INPUT MATERIAL start

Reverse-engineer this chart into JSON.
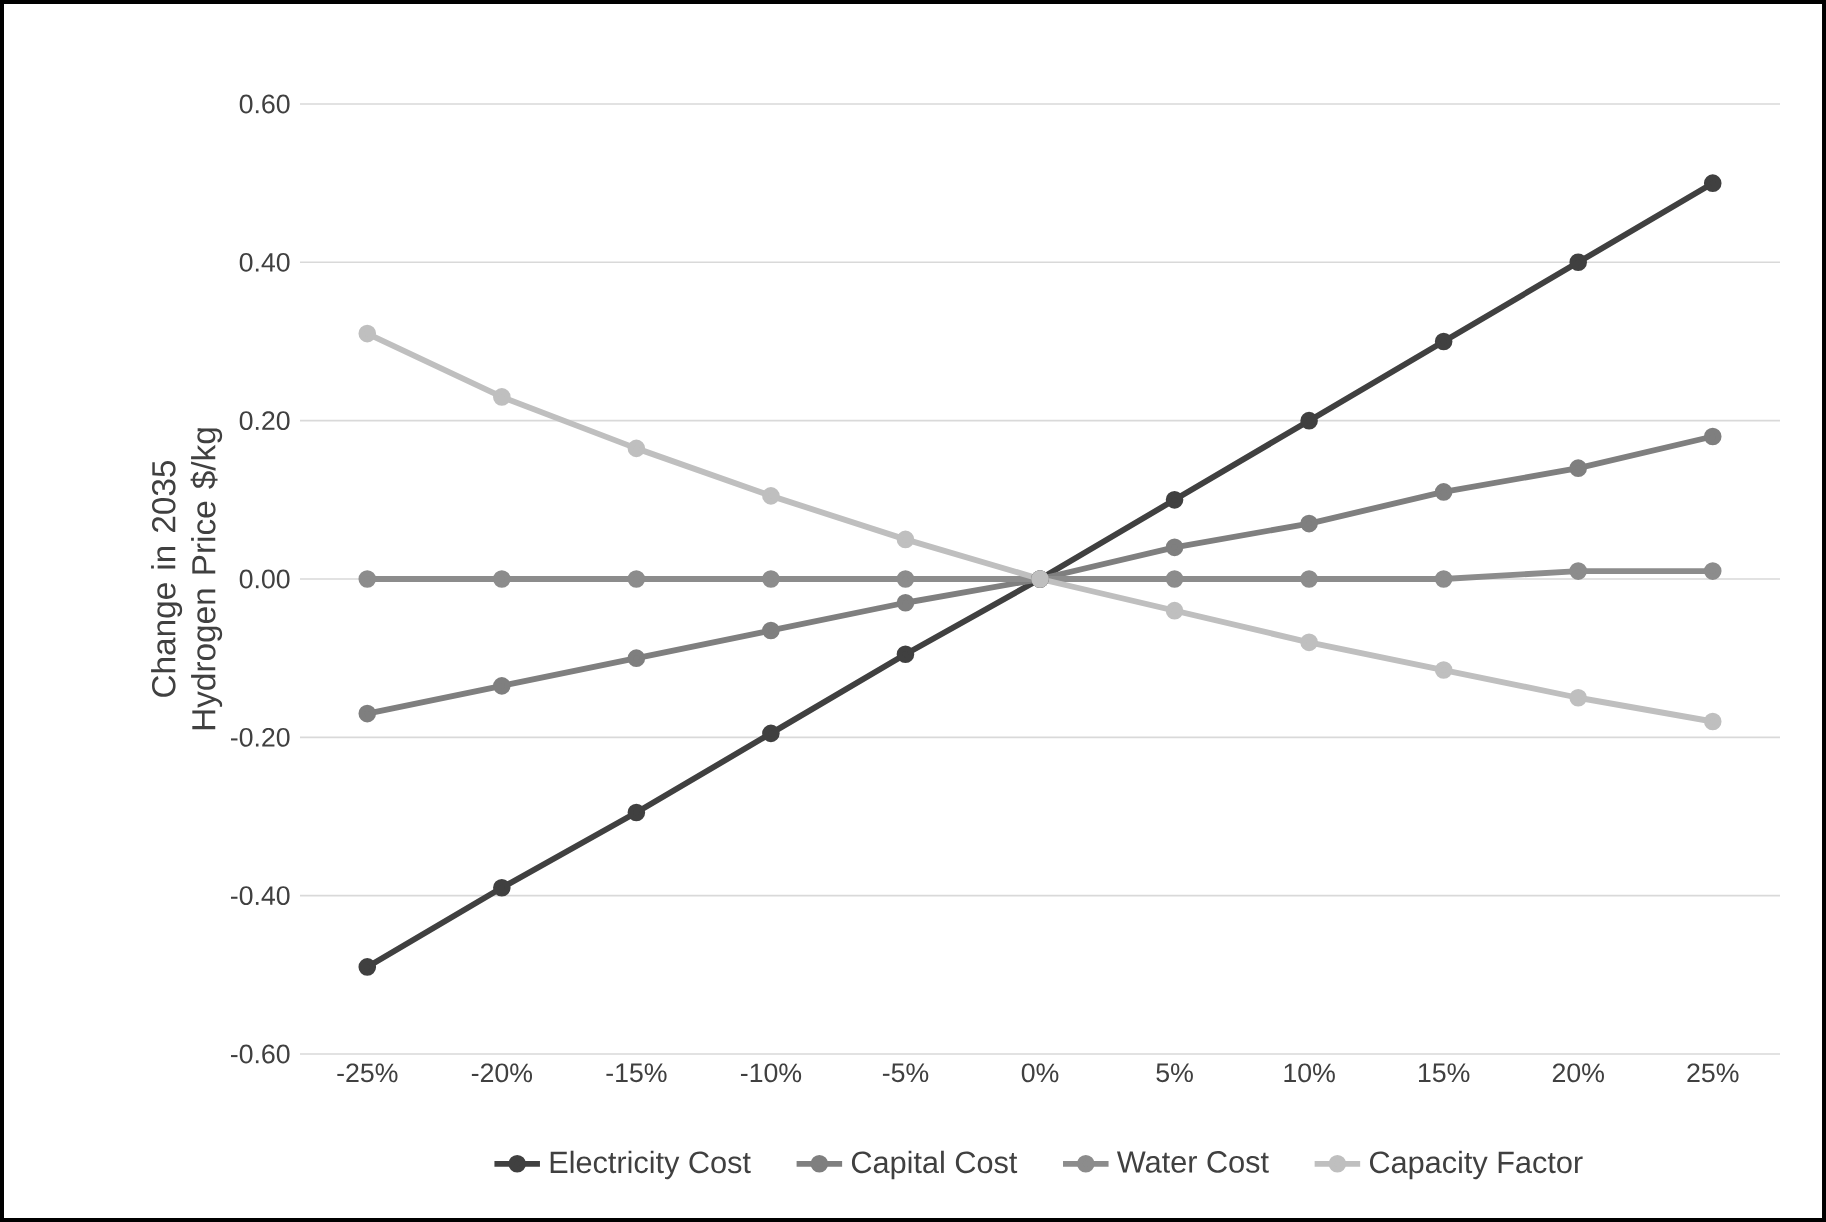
{
  "chart_data": {
    "type": "line",
    "ylabel": "Change in 2035 Hydrogen Price $/kg",
    "categories": [
      "-25%",
      "-20%",
      "-15%",
      "-10%",
      "-5%",
      "0%",
      "5%",
      "10%",
      "15%",
      "20%",
      "25%"
    ],
    "series": [
      {
        "name": "Electricity Cost",
        "color": "#404040",
        "values": [
          -0.49,
          -0.39,
          -0.295,
          -0.195,
          -0.095,
          0,
          0.1,
          0.2,
          0.3,
          0.4,
          0.5
        ]
      },
      {
        "name": "Capital Cost",
        "color": "#7f7f7f",
        "values": [
          -0.17,
          -0.135,
          -0.1,
          -0.065,
          -0.03,
          0,
          0.04,
          0.07,
          0.11,
          0.14,
          0.18
        ]
      },
      {
        "name": "Water Cost",
        "color": "#8c8c8c",
        "values": [
          0,
          0,
          0,
          0,
          0,
          0,
          0,
          0,
          0,
          0.01,
          0.01
        ]
      },
      {
        "name": "Capacity Factor",
        "color": "#bfbfbf",
        "values": [
          0.31,
          0.23,
          0.165,
          0.105,
          0.05,
          0,
          -0.04,
          -0.08,
          -0.115,
          -0.15,
          -0.18
        ]
      }
    ],
    "ylim": [
      -0.6,
      0.6
    ],
    "yticks": [
      {
        "value": -0.6,
        "label": "-0.60"
      },
      {
        "value": -0.4,
        "label": "-0.40"
      },
      {
        "value": -0.2,
        "label": "-0.20"
      },
      {
        "value": 0,
        "label": "0.00"
      },
      {
        "value": 0.2,
        "label": "0.20"
      },
      {
        "value": 0.4,
        "label": "0.40"
      },
      {
        "value": 0.6,
        "label": "0.60"
      }
    ],
    "grid": "y",
    "legend": "bottom",
    "marker": "circle",
    "line_style": "solid"
  }
}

INPUT MATERIAL end

* PROBLEM: Working from the lines above, reproduce the material exactly and exclude its pictures.

* FINISHED ANSWER:
Reverse-engineer this chart into JSON.
{
  "chart_data": {
    "type": "line",
    "ylabel": "Change in 2035 Hydrogen Price $/kg",
    "categories": [
      "-25%",
      "-20%",
      "-15%",
      "-10%",
      "-5%",
      "0%",
      "5%",
      "10%",
      "15%",
      "20%",
      "25%"
    ],
    "series": [
      {
        "name": "Electricity Cost",
        "color": "#404040",
        "values": [
          -0.49,
          -0.39,
          -0.295,
          -0.195,
          -0.095,
          0,
          0.1,
          0.2,
          0.3,
          0.4,
          0.5
        ]
      },
      {
        "name": "Capital Cost",
        "color": "#7f7f7f",
        "values": [
          -0.17,
          -0.135,
          -0.1,
          -0.065,
          -0.03,
          0,
          0.04,
          0.07,
          0.11,
          0.14,
          0.18
        ]
      },
      {
        "name": "Water Cost",
        "color": "#8c8c8c",
        "values": [
          0,
          0,
          0,
          0,
          0,
          0,
          0,
          0,
          0,
          0.01,
          0.01
        ]
      },
      {
        "name": "Capacity Factor",
        "color": "#bfbfbf",
        "values": [
          0.31,
          0.23,
          0.165,
          0.105,
          0.05,
          0,
          -0.04,
          -0.08,
          -0.115,
          -0.15,
          -0.18
        ]
      }
    ],
    "ylim": [
      -0.6,
      0.6
    ],
    "yticks": [
      {
        "value": -0.6,
        "label": "-0.60"
      },
      {
        "value": -0.4,
        "label": "-0.40"
      },
      {
        "value": -0.2,
        "label": "-0.20"
      },
      {
        "value": 0,
        "label": "0.00"
      },
      {
        "value": 0.2,
        "label": "0.20"
      },
      {
        "value": 0.4,
        "label": "0.40"
      },
      {
        "value": 0.6,
        "label": "0.60"
      }
    ],
    "grid": "y",
    "legend": "bottom",
    "marker": "circle",
    "line_style": "solid"
  }
}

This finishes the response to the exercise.